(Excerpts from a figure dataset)
** begin **

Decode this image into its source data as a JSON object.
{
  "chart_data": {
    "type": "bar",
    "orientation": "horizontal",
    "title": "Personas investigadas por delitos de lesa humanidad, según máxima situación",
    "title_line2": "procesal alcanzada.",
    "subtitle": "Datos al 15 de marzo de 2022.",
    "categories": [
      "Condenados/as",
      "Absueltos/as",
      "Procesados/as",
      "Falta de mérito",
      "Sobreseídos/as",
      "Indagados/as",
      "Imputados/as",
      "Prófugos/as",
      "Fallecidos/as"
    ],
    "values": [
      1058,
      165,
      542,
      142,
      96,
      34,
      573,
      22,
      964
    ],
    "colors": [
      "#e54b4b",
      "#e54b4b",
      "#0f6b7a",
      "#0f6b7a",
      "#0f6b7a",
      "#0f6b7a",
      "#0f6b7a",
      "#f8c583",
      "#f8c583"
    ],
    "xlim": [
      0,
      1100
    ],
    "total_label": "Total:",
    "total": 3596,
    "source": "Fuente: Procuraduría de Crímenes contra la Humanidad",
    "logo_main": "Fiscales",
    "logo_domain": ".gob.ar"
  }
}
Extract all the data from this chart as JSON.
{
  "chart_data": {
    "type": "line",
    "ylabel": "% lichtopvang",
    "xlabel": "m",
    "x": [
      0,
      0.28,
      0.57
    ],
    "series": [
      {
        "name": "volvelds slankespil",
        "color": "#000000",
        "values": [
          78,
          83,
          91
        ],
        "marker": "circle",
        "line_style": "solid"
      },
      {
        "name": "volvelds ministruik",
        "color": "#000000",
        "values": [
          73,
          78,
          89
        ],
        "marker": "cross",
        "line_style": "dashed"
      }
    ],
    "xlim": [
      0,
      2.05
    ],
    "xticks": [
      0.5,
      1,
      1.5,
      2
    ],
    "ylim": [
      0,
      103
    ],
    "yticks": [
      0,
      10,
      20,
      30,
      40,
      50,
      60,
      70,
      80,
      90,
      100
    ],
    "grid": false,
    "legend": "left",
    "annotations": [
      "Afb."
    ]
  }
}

** end **

» **Your goal**: Reproduce each entry word for word.

» **Task result**:
Decode this image into its source data as a JSON object.
{
  "chart_data": {
    "type": "bar",
    "orientation": "horizontal",
    "title": "Personas investigadas por delitos de lesa humanidad, según máxima situación",
    "title_line2": "procesal alcanzada.",
    "subtitle": "Datos al 15 de marzo de 2022.",
    "categories": [
      "Condenados/as",
      "Absueltos/as",
      "Procesados/as",
      "Falta de mérito",
      "Sobreseídos/as",
      "Indagados/as",
      "Imputados/as",
      "Prófugos/as",
      "Fallecidos/as"
    ],
    "values": [
      1058,
      165,
      542,
      142,
      96,
      34,
      573,
      22,
      964
    ],
    "colors": [
      "#e54b4b",
      "#e54b4b",
      "#0f6b7a",
      "#0f6b7a",
      "#0f6b7a",
      "#0f6b7a",
      "#0f6b7a",
      "#f8c583",
      "#f8c583"
    ],
    "xlim": [
      0,
      1100
    ],
    "total_label": "Total:",
    "total": 3596,
    "source": "Fuente: Procuraduría de Crímenes contra la Humanidad",
    "logo_main": "Fiscales",
    "logo_domain": ".gob.ar"
  }
}
Extract all the data from this chart as JSON.
{
  "chart_data": {
    "type": "line",
    "ylabel": "% lichtopvang",
    "xlabel": "m",
    "x": [
      0,
      0.28,
      0.57
    ],
    "series": [
      {
        "name": "volvelds slankespil",
        "color": "#000000",
        "values": [
          78,
          83,
          91
        ],
        "marker": "circle",
        "line_style": "solid"
      },
      {
        "name": "volvelds ministruik",
        "color": "#000000",
        "values": [
          73,
          78,
          89
        ],
        "marker": "cross",
        "line_style": "dashed"
      }
    ],
    "xlim": [
      0,
      2.05
    ],
    "xticks": [
      0.5,
      1,
      1.5,
      2
    ],
    "ylim": [
      0,
      103
    ],
    "yticks": [
      0,
      10,
      20,
      30,
      40,
      50,
      60,
      70,
      80,
      90,
      100
    ],
    "grid": false,
    "legend": "left",
    "annotations": [
      "Afb."
    ]
  }
}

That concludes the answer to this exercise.